## DESCRIPTION OF THE TASK
Pictures stay out of the copy; output exactly the lines from the one containing "What's the underlying" through the end of the material.

[Figure record listings]
Start

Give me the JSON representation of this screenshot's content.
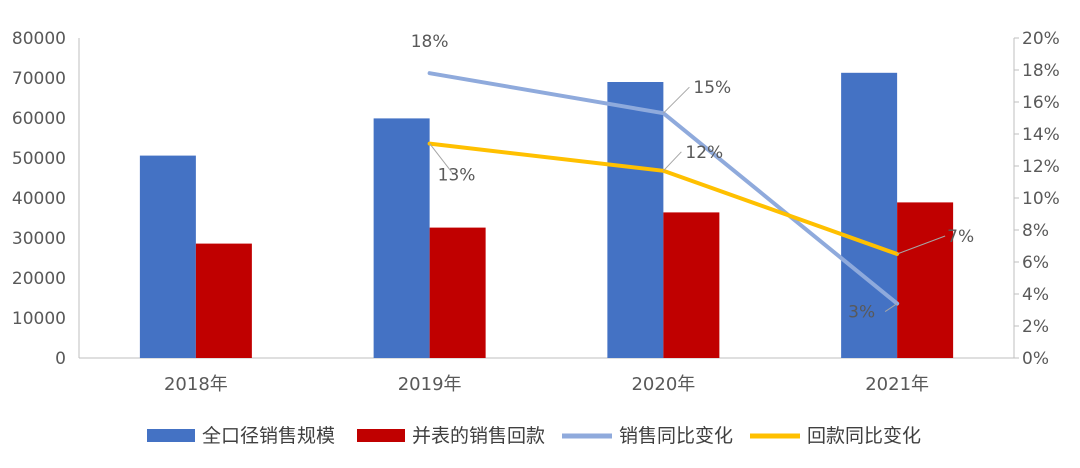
{
  "chart_data": {
    "type": "bar",
    "categories": [
      "2018年",
      "2019年",
      "2020年",
      "2021年"
    ],
    "series": [
      {
        "name": "全口径销售规模",
        "type": "bar",
        "axis": "left",
        "color": "#4472C4",
        "values": [
          50600,
          59900,
          69000,
          71300
        ]
      },
      {
        "name": "并表的销售回款",
        "type": "bar",
        "axis": "left",
        "color": "#C00000",
        "values": [
          28600,
          32600,
          36400,
          38900
        ]
      },
      {
        "name": "销售同比变化",
        "type": "line",
        "axis": "right",
        "color": "#8FAADC",
        "values": [
          null,
          0.178,
          0.153,
          0.034
        ],
        "labels": [
          "",
          "18%",
          "15%",
          "3%"
        ]
      },
      {
        "name": "回款同比变化",
        "type": "line",
        "axis": "right",
        "color": "#FFC000",
        "values": [
          null,
          0.134,
          0.117,
          0.065
        ],
        "labels": [
          "",
          "13%",
          "12%",
          "7%"
        ]
      }
    ],
    "y_left": {
      "min": 0,
      "max": 80000,
      "ticks": [
        "0",
        "10000",
        "20000",
        "30000",
        "40000",
        "50000",
        "60000",
        "70000",
        "80000"
      ]
    },
    "y_right": {
      "min": 0,
      "max": 0.2,
      "ticks": [
        "0%",
        "2%",
        "4%",
        "6%",
        "8%",
        "10%",
        "12%",
        "14%",
        "16%",
        "18%",
        "20%"
      ]
    },
    "grid": false,
    "legend_position": "bottom"
  }
}
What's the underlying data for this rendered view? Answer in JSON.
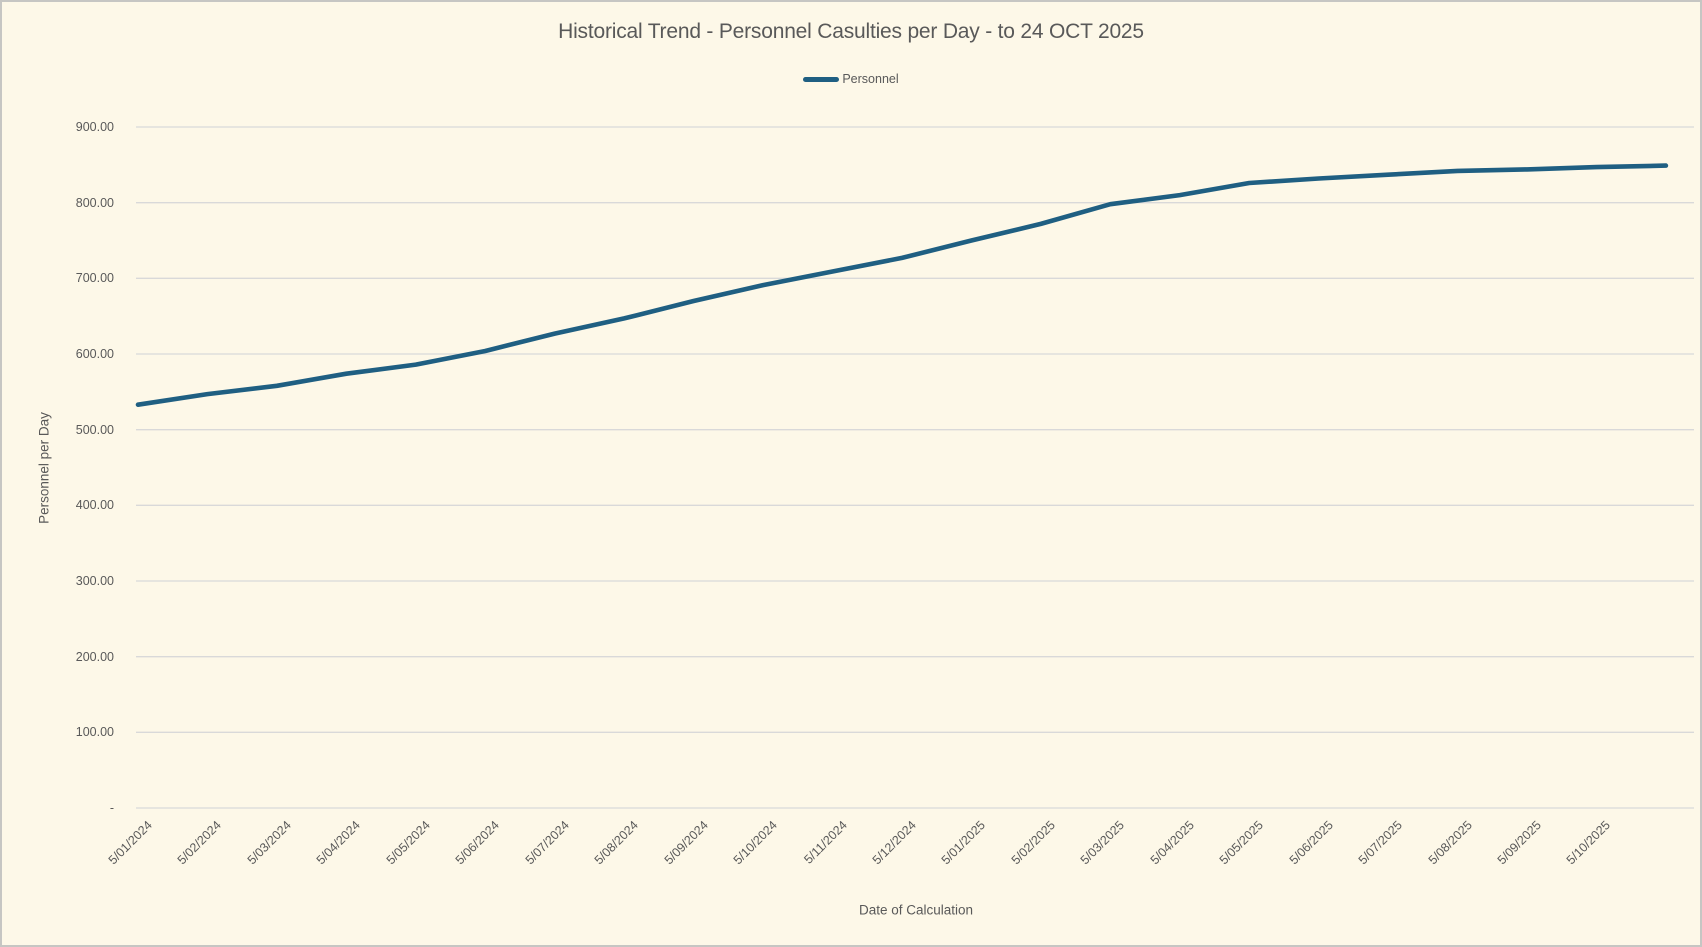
{
  "window": {
    "background_color": "#fdf8e8",
    "border_color": "#c6c6c3",
    "text_color": "#595959",
    "gridline_color": "#d9d9d9"
  },
  "chart_data": {
    "type": "line",
    "title": "Historical Trend - Personnel Casulties per Day - to 24 OCT 2025",
    "xlabel": "Date of Calculation",
    "ylabel": "Personnel per Day",
    "legend_position": "top",
    "grid": "horizontal",
    "ylim": [
      0,
      900
    ],
    "ytick_interval": 100,
    "ytick_labels": [
      "-",
      "100.00",
      "200.00",
      "300.00",
      "400.00",
      "500.00",
      "600.00",
      "700.00",
      "800.00",
      "900.00"
    ],
    "categories": [
      "5/01/2024",
      "5/02/2024",
      "5/03/2024",
      "5/04/2024",
      "5/05/2024",
      "5/06/2024",
      "5/07/2024",
      "5/08/2024",
      "5/09/2024",
      "5/10/2024",
      "5/11/2024",
      "5/12/2024",
      "5/01/2025",
      "5/02/2025",
      "5/03/2025",
      "5/04/2025",
      "5/05/2025",
      "5/06/2025",
      "5/07/2025",
      "5/08/2025",
      "5/09/2025",
      "5/10/2025"
    ],
    "series": [
      {
        "name": "Personnel",
        "color": "#1f5f82",
        "values": [
          533,
          547,
          558,
          574,
          586,
          604,
          627,
          647,
          670,
          691,
          709,
          727,
          750,
          772,
          798,
          810,
          826,
          832,
          837,
          842,
          844,
          847,
          849
        ],
        "note": "23rd point lies one label-interval beyond 5/10/2025; series runs to 24 OCT 2025 per title"
      }
    ]
  }
}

End

## RESPONSE TO THE EXERCISE
What's the underlying data for this rendered view? Answer in JSON.
{
  "window": {
    "background_color": "#fdf8e8",
    "border_color": "#c6c6c3",
    "text_color": "#595959",
    "gridline_color": "#d9d9d9"
  },
  "chart_data": {
    "type": "line",
    "title": "Historical Trend - Personnel Casulties per Day - to 24 OCT 2025",
    "xlabel": "Date of Calculation",
    "ylabel": "Personnel per Day",
    "legend_position": "top",
    "grid": "horizontal",
    "ylim": [
      0,
      900
    ],
    "ytick_interval": 100,
    "ytick_labels": [
      "-",
      "100.00",
      "200.00",
      "300.00",
      "400.00",
      "500.00",
      "600.00",
      "700.00",
      "800.00",
      "900.00"
    ],
    "categories": [
      "5/01/2024",
      "5/02/2024",
      "5/03/2024",
      "5/04/2024",
      "5/05/2024",
      "5/06/2024",
      "5/07/2024",
      "5/08/2024",
      "5/09/2024",
      "5/10/2024",
      "5/11/2024",
      "5/12/2024",
      "5/01/2025",
      "5/02/2025",
      "5/03/2025",
      "5/04/2025",
      "5/05/2025",
      "5/06/2025",
      "5/07/2025",
      "5/08/2025",
      "5/09/2025",
      "5/10/2025"
    ],
    "series": [
      {
        "name": "Personnel",
        "color": "#1f5f82",
        "values": [
          533,
          547,
          558,
          574,
          586,
          604,
          627,
          647,
          670,
          691,
          709,
          727,
          750,
          772,
          798,
          810,
          826,
          832,
          837,
          842,
          844,
          847,
          849
        ],
        "note": "23rd point lies one label-interval beyond 5/10/2025; series runs to 24 OCT 2025 per title"
      }
    ]
  }
}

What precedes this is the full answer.